Nothing in the records may be altered; repeat them exactly.

Document page entries with text
Content starts

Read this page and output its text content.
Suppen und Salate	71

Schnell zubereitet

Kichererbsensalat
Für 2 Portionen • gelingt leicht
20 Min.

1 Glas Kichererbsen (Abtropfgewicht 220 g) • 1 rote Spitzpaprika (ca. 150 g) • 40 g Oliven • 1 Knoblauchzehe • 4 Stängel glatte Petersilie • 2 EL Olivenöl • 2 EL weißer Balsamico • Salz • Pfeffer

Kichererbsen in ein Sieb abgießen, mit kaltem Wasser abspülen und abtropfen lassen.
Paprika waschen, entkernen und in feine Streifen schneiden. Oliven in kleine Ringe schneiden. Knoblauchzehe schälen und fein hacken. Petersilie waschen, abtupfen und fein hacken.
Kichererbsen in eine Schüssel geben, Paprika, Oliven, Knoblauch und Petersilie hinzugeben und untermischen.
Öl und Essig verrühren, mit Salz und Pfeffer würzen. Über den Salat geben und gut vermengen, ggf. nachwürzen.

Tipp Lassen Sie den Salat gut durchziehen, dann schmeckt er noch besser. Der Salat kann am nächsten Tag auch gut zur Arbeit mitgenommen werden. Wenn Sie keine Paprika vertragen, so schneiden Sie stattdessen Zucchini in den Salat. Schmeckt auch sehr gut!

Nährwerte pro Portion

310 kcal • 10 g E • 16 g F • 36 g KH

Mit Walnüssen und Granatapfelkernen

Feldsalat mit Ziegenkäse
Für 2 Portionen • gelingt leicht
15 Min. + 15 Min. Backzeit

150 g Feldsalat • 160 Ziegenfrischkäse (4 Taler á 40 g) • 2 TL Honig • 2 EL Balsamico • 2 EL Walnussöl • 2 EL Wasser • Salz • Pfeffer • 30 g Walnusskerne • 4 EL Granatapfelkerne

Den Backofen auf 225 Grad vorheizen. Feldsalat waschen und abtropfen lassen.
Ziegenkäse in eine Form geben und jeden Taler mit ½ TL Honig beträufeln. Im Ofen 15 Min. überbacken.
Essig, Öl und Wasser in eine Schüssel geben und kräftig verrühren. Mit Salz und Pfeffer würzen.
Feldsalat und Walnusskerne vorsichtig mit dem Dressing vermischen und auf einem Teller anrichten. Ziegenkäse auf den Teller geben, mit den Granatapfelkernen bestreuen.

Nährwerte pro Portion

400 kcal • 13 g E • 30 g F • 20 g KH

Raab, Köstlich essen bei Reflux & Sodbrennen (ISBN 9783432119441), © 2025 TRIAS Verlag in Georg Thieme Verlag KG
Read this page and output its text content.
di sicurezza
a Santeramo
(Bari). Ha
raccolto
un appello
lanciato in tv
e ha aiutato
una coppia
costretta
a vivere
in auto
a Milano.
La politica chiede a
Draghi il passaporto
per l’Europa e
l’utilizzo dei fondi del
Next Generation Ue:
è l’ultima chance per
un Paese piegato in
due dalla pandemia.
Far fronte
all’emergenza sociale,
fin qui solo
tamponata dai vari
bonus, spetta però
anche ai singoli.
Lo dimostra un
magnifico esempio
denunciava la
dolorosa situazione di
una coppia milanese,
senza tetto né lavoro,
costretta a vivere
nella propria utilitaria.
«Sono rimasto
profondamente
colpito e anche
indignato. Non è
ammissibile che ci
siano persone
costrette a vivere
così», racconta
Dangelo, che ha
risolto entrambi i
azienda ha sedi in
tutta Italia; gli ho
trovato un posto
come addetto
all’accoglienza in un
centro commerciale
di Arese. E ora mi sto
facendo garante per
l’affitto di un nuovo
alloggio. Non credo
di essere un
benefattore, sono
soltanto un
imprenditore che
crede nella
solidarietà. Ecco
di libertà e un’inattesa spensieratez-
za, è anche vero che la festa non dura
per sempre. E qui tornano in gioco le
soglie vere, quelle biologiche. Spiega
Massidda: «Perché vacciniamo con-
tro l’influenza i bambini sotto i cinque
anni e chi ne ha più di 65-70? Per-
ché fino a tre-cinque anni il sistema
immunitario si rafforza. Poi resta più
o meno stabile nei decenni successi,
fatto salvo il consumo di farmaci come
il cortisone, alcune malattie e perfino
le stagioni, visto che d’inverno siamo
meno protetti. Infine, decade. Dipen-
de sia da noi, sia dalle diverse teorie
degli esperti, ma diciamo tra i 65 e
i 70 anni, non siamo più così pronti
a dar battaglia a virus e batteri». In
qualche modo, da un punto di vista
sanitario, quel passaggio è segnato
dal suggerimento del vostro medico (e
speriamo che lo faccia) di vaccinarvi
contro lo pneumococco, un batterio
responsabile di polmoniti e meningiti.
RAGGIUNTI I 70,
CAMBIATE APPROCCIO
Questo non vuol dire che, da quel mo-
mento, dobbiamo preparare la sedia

Content ends

> _Solution to this problem_:
Read this page and output its text content.
Suppen und Salate	71

Schnell zubereitet

Kichererbsensalat
Für 2 Portionen • gelingt leicht
20 Min.

1 Glas Kichererbsen (Abtropfgewicht 220 g) • 1 rote Spitzpaprika (ca. 150 g) • 40 g Oliven • 1 Knoblauchzehe • 4 Stängel glatte Petersilie • 2 EL Olivenöl • 2 EL weißer Balsamico • Salz • Pfeffer

Kichererbsen in ein Sieb abgießen, mit kaltem Wasser abspülen und abtropfen lassen.
Paprika waschen, entkernen und in feine Streifen schneiden. Oliven in kleine Ringe schneiden. Knoblauchzehe schälen und fein hacken. Petersilie waschen, abtupfen und fein hacken.
Kichererbsen in eine Schüssel geben, Paprika, Oliven, Knoblauch und Petersilie hinzugeben und untermischen.
Öl und Essig verrühren, mit Salz und Pfeffer würzen. Über den Salat geben und gut vermengen, ggf. nachwürzen.

Tipp Lassen Sie den Salat gut durchziehen, dann schmeckt er noch besser. Der Salat kann am nächsten Tag auch gut zur Arbeit mitgenommen werden. Wenn Sie keine Paprika vertragen, so schneiden Sie stattdessen Zucchini in den Salat. Schmeckt auch sehr gut!

Nährwerte pro Portion

310 kcal • 10 g E • 16 g F • 36 g KH

Mit Walnüssen und Granatapfelkernen

Feldsalat mit Ziegenkäse
Für 2 Portionen • gelingt leicht
15 Min. + 15 Min. Backzeit

150 g Feldsalat • 160 Ziegenfrischkäse (4 Taler á 40 g) • 2 TL Honig • 2 EL Balsamico • 2 EL Walnussöl • 2 EL Wasser • Salz • Pfeffer • 30 g Walnusskerne • 4 EL Granatapfelkerne

Den Backofen auf 225 Grad vorheizen. Feldsalat waschen und abtropfen lassen.
Ziegenkäse in eine Form geben und jeden Taler mit ½ TL Honig beträufeln. Im Ofen 15 Min. überbacken.
Essig, Öl und Wasser in eine Schüssel geben und kräftig verrühren. Mit Salz und Pfeffer würzen.
Feldsalat und Walnusskerne vorsichtig mit dem Dressing vermischen und auf einem Teller anrichten. Ziegenkäse auf den Teller geben, mit den Granatapfelkernen bestreuen.

Nährwerte pro Portion

400 kcal • 13 g E • 30 g F • 20 g KH

Raab, Köstlich essen bei Reflux & Sodbrennen (ISBN 9783432119441), © 2025 TRIAS Verlag in Georg Thieme Verlag KG
Read this page and output its text content.
di sicurezza
a Santeramo
(Bari). Ha
raccolto
un appello
lanciato in tv
e ha aiutato
una coppia
costretta
a vivere
in auto
a Milano.
La politica chiede a
Draghi il passaporto
per l’Europa e
l’utilizzo dei fondi del
Next Generation Ue:
è l’ultima chance per
un Paese piegato in
due dalla pandemia.
Far fronte
all’emergenza sociale,
fin qui solo
tamponata dai vari
bonus, spetta però
anche ai singoli.
Lo dimostra un
magnifico esempio
denunciava la
dolorosa situazione di
una coppia milanese,
senza tetto né lavoro,
costretta a vivere
nella propria utilitaria.
«Sono rimasto
profondamente
colpito e anche
indignato. Non è
ammissibile che ci
siano persone
costrette a vivere
così», racconta
Dangelo, che ha
risolto entrambi i
azienda ha sedi in
tutta Italia; gli ho
trovato un posto
come addetto
all’accoglienza in un
centro commerciale
di Arese. E ora mi sto
facendo garante per
l’affitto di un nuovo
alloggio. Non credo
di essere un
benefattore, sono
soltanto un
imprenditore che
crede nella
solidarietà. Ecco
di libertà e un’inattesa spensieratez-
za, è anche vero che la festa non dura
per sempre. E qui tornano in gioco le
soglie vere, quelle biologiche. Spiega
Massidda: «Perché vacciniamo con-
tro l’influenza i bambini sotto i cinque
anni e chi ne ha più di 65-70? Per-
ché fino a tre-cinque anni il sistema
immunitario si rafforza. Poi resta più
o meno stabile nei decenni successi,
fatto salvo il consumo di farmaci come
il cortisone, alcune malattie e perfino
le stagioni, visto che d’inverno siamo
meno protetti. Infine, decade. Dipen-
de sia da noi, sia dalle diverse teorie
degli esperti, ma diciamo tra i 65 e
i 70 anni, non siamo più così pronti
a dar battaglia a virus e batteri». In
qualche modo, da un punto di vista
sanitario, quel passaggio è segnato
dal suggerimento del vostro medico (e
speriamo che lo faccia) di vaccinarvi
contro lo pneumococco, un batterio
responsabile di polmoniti e meningiti.
RAGGIUNTI I 70,
CAMBIATE APPROCCIO
Questo non vuol dire che, da quel mo-
mento, dobbiamo preparare la sedia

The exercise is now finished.